(Part of a data file)
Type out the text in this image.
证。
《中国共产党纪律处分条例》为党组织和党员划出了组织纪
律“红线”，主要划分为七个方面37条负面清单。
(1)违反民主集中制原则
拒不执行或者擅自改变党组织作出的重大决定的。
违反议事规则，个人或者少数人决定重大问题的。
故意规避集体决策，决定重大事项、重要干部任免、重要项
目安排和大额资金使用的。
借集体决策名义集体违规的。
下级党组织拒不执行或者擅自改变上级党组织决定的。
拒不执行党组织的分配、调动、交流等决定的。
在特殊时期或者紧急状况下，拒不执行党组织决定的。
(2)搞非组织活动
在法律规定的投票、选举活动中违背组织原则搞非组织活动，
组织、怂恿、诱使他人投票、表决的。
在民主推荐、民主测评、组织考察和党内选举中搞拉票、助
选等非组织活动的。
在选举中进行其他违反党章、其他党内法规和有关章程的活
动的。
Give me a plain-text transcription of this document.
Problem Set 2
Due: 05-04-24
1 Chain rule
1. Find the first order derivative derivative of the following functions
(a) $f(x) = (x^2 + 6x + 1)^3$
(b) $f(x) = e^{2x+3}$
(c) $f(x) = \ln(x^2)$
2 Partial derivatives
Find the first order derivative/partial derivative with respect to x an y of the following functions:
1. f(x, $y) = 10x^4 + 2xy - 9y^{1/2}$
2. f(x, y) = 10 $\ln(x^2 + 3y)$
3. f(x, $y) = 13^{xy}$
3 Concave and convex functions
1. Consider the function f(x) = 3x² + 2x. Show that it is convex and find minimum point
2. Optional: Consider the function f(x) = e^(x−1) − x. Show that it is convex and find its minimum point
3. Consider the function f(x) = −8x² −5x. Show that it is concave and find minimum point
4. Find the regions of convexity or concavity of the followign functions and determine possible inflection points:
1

• [Exercise description] Only the number is wanted: how many lines in the data include the word "Consider"?

• [Solution to this task] 3